## Start Excerpted text

The story mainly takes place in the Ohio River valley and the place names have changed but are still mostly recognizable.   If you think about it, a lot of our place names come from Indians and mean nothing to us except that specific place and the words we use have probably morphed a bit from their original pronunciation to suit our needs.    What’s an “Ohio” or “Cincinnati”?   I live in Des Moines, Iowa.    It’s two French words, but not pronounced like someone from France would and they don’t have any meaning to the people who live here.   “Iowa” is the name of a long-gone people who inhabited this general area.    I did feel kind of stupid for not getting one place described as a great center of learning from the ancient times name, even though it’s the city technically my degree was from (did it online so I never stepped foot in “Belumi”).

## End Excerpted text
## Start Dataset excerpts

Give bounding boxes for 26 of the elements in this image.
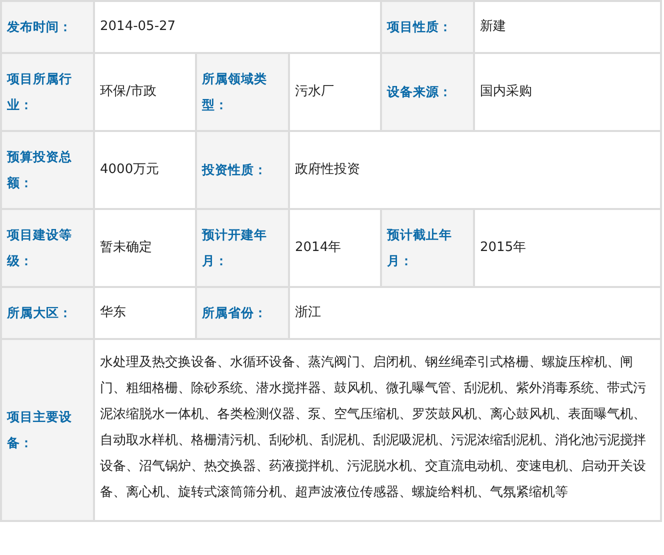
field-label: 项目主要设备： [1, 339, 94, 521]
field-value: 2014-05-27 [94, 1, 381, 53]
field-value: 国内采购 [474, 53, 661, 131]
field-label: 设备来源： [381, 53, 474, 131]
field-label: 预计截止年月： [381, 209, 474, 287]
field-label: 项目性质： [381, 1, 474, 53]
field-value: 4000万元 [94, 131, 196, 209]
field-value: 暂未确定 [94, 209, 196, 287]
field-label: 投资性质： [196, 131, 289, 209]
field-label: 项目所属行业： [1, 53, 94, 131]
field-label: 所属省份： [196, 287, 289, 339]
field-value: 2014年 [289, 209, 381, 287]
field-label: 所属领域类型： [196, 53, 289, 131]
field-label: 所属大区： [1, 287, 94, 339]
field-label: 预算投资总额： [1, 131, 94, 209]
field-value: 污水厂 [289, 53, 381, 131]
field-value: 2015年 [474, 209, 661, 287]
field-value: 水处理及热交换设备、水循环设备、蒸汽阀门、启闭机、钢丝绳牵引式格栅、螺旋压榨机、闸门、粗细格栅、除砂系统、潜水搅拌器、鼓风机、微孔曝气管、刮泥机、紫外消毒系统、带式污泥浓缩脱水一体机、各类检测仪器、泵、空气压缩机、罗茨鼓风机、离心鼓风机、表面曝气机、自动取水样机、格栅清污机、刮砂机、刮泥机、刮泥吸泥机、污泥浓缩刮泥机、消化池污泥搅拌设备、沼气锅炉、热交换器、药液搅拌机、污泥脱水机、交直流电动机、变速电机、启动开关设备、离心机、旋转式滚筒筛分机、超声波液位传感器、螺旋给料机、气氛紧缩机等 [94, 339, 661, 521]
field-label: 项目建设等级： [1, 209, 94, 287]
field-value: 新建 [474, 1, 661, 53]
field-value: 华东 [94, 287, 196, 339]
field-value: 浙江 [289, 287, 661, 339]
field-value: 环保/市政 [94, 53, 196, 131]
field-label: 发布时间： [1, 1, 94, 53]
field-value: 政府性投资 [289, 131, 661, 209]
field-label: 预计开建年月： [196, 209, 289, 287]
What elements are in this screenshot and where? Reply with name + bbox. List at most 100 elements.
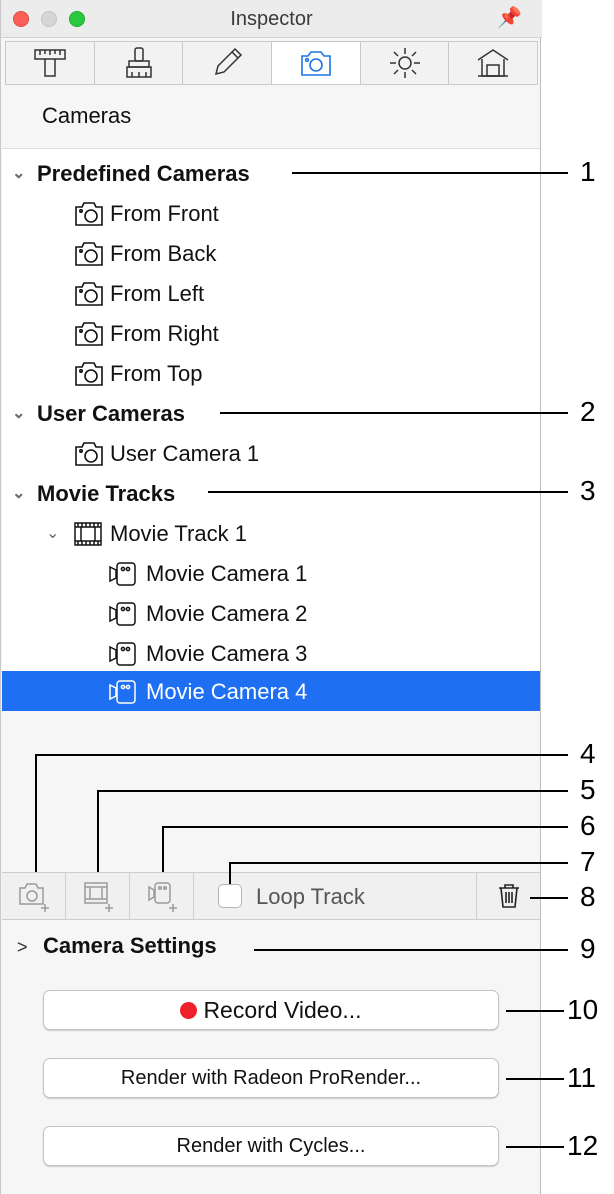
callout-number: 12 [567, 1130, 599, 1161]
add-movie-camera-icon [147, 882, 177, 912]
tab-edit[interactable] [182, 41, 272, 85]
tab-style[interactable] [93, 41, 183, 85]
callout-line-5 [97, 790, 568, 792]
callout-number: 5 [580, 774, 596, 805]
callout-leader-5 [97, 790, 99, 872]
callout-number: 11 [567, 1062, 597, 1093]
add-camera-button[interactable] [2, 873, 66, 919]
trash-icon [498, 884, 519, 908]
tree-item-label: From Right [110, 321, 219, 346]
camera-icon [75, 362, 103, 386]
chevron-down-icon[interactable]: ⌄ [12, 406, 28, 422]
chevron-down-icon[interactable]: ⌄ [46, 526, 62, 542]
tree-item-movie-camera[interactable]: Movie Camera 3 [2, 633, 540, 673]
chevron-down-icon[interactable]: ⌄ [12, 486, 28, 502]
tab-scene[interactable] [448, 41, 539, 85]
movie-camera-icon [109, 562, 136, 586]
inspector-tabs [5, 39, 539, 85]
movie-camera-icon [109, 680, 136, 704]
camera-icon [75, 442, 103, 466]
pencil-icon [215, 47, 243, 76]
window-title: Inspector [230, 8, 313, 30]
brush-icon [125, 47, 152, 78]
callout-leader-7 [229, 862, 231, 884]
record-video-button[interactable]: Record Video... [43, 990, 499, 1030]
tree-item-camera[interactable]: From Right [2, 313, 540, 353]
tree-item-label: From Back [110, 241, 217, 266]
camera-settings-disclosure[interactable]: Camera Settings [43, 933, 217, 959]
tab-cameras[interactable] [271, 41, 360, 85]
title-bar: Inspector 📌 [1, 0, 542, 38]
callout-number: 1 [580, 156, 596, 187]
add-camera-icon [18, 883, 49, 912]
callout-leader-6 [162, 826, 164, 872]
callout-number: 4 [580, 738, 596, 769]
tree-item-camera[interactable]: User Camera 1 [2, 433, 540, 473]
callout-line-8 [530, 897, 568, 899]
callout-line-4 [35, 754, 568, 756]
render-radeon-button[interactable]: Render with Radeon ProRender... [43, 1058, 499, 1098]
loop-track-checkbox[interactable] [218, 884, 242, 908]
add-movie-track-button[interactable] [66, 873, 130, 919]
camera-icon [75, 242, 103, 266]
tree-item-camera[interactable]: From Top [2, 353, 540, 393]
tree-item-label: User Camera 1 [110, 441, 260, 466]
tree-item-movie-track[interactable]: ⌄ Movie Track 1 [2, 513, 540, 553]
callout-line-6 [162, 826, 568, 828]
render-cycles-button[interactable]: Render with Cycles... [43, 1126, 499, 1166]
tree-item-label: Movie Camera 2 [146, 601, 308, 626]
sun-icon [389, 48, 420, 78]
camera-tree: ⌄ Predefined Cameras From Front From Bac… [2, 148, 540, 711]
tree-item-camera[interactable]: From Front [2, 193, 540, 233]
tree-item-movie-camera-selected[interactable]: Movie Camera 4 [2, 671, 540, 711]
chevron-down-icon[interactable]: ⌄ [12, 166, 28, 182]
camera-icon [75, 322, 103, 346]
tree-item-label: From Front [110, 201, 219, 226]
inspector-window: Inspector 📌 Cameras ⌄ Predefined Cameras… [0, 0, 542, 1194]
camera-icon [75, 202, 103, 226]
section-title: Cameras [42, 103, 132, 128]
camera-icon [75, 282, 103, 306]
callout-line-3 [208, 491, 568, 493]
callout-line-2 [220, 412, 568, 414]
record-icon [180, 1001, 198, 1019]
tree-item-label: Movie Camera 1 [146, 561, 308, 586]
callout-number: 10 [567, 994, 599, 1025]
callout-line-12 [506, 1146, 564, 1148]
tree-group-movie-tracks[interactable]: ⌄ Movie Tracks [2, 473, 540, 513]
tree-item-camera[interactable]: From Left [2, 273, 540, 313]
tree-item-movie-camera[interactable]: Movie Camera 2 [2, 593, 540, 633]
camera-toolbar: Loop Track [2, 872, 540, 920]
record-video-label: Record Video... [203, 996, 362, 1023]
callout-leader-4 [35, 754, 37, 872]
add-film-strip-icon [83, 882, 113, 912]
callout-line-11 [506, 1078, 564, 1080]
film-strip-icon [74, 522, 102, 546]
camera-icon [301, 51, 331, 76]
pin-icon[interactable]: 📌 [497, 5, 522, 30]
ruler-icon [34, 49, 66, 77]
tree-item-label: From Top [110, 361, 203, 386]
tree-item-camera[interactable]: From Back [2, 233, 540, 273]
tree-item-label: From Left [110, 281, 205, 306]
callout-number: 3 [580, 475, 596, 506]
tab-lighting[interactable] [359, 41, 449, 85]
callout-number: 9 [580, 933, 596, 964]
callout-line-10 [506, 1010, 564, 1012]
group-label: User Cameras [37, 401, 185, 426]
tree-item-movie-camera[interactable]: Movie Camera 1 [2, 553, 540, 593]
group-label: Movie Tracks [37, 481, 176, 506]
callout-number: 7 [580, 846, 596, 877]
group-label: Predefined Cameras [37, 161, 250, 186]
movie-camera-icon [109, 602, 136, 626]
callout-line-9 [254, 949, 568, 951]
tree-item-label: Movie Track 1 [110, 521, 247, 546]
chevron-right-icon[interactable]: > [17, 937, 28, 958]
callout-number: 2 [580, 396, 596, 427]
callout-number: 8 [580, 881, 596, 912]
callout-number: 6 [580, 810, 596, 841]
movie-camera-icon [109, 642, 136, 666]
add-movie-camera-button[interactable] [130, 873, 194, 919]
delete-button[interactable] [476, 873, 540, 919]
tab-measure[interactable] [5, 41, 94, 85]
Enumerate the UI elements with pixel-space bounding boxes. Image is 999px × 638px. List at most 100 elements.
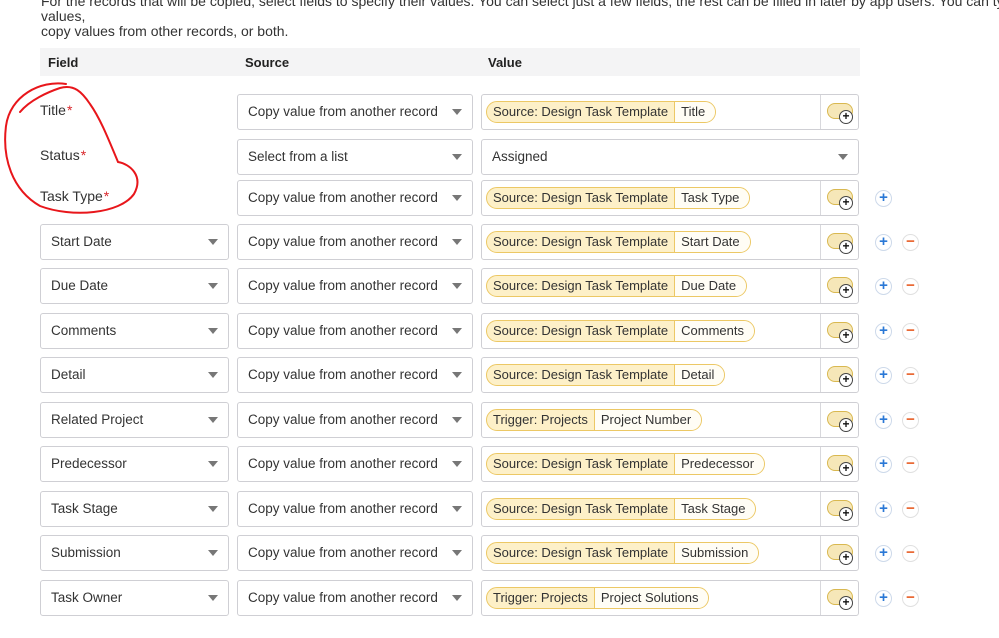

## End Dataset excerpts

- _Exercise requirements_:
**1.** Answer these questions using the passage on place names:
(a) In which river valley does the story mainly take place?
(b) In what city does the writer live?
(c) According to the passage, what is "Iowa" the name of?
**2.** Pick up the passage on place names after its final sentence and keep writing.

- _Responses per task_:
**1.**
(a) The Ohio River valley.
(b) Des Moines, Iowa.
(c) A long-gone people who inhabited this general area.

**2.**
I also thought some of the mythology was cool, especially surrounding what we know today as the Washington monument.   We don’t always understand why people in the past did they things they did and do our best to explain them.    There’s a few instances in the book where seemingly trivial things from the modern world pass on into the future, especially circus related stuff (which is kind of funny, since a lot of that is holdovers from the Roman era).    It’s kind of interesting to think about what can be lost by time and what can make it through.    I can’t think of any examples off the top of my head, but we have tons of sayings, customs, etc. that we do today that come from the past that we don’t associate directly with their older meanings.

Greer predicts some major climate change to this patch of land we’re sitting on – modern day Arkansas becomes a jungle, Kansas a desert and the Ohio River Valley gets a rainy subtropical climate.  The coastline changes drastically to the point that a lot of the Gulf Coast and Eastern seaboard is underwater.     The major shifts in climate and the end of the current era leads to new religious movements and new holidays based around the weather patterns (as ours are today if you look back).   I didn’t know that Greer was a big shot in the druid world while reading this, but it makes sense now and that kind of earth-based spirituality runs through the book.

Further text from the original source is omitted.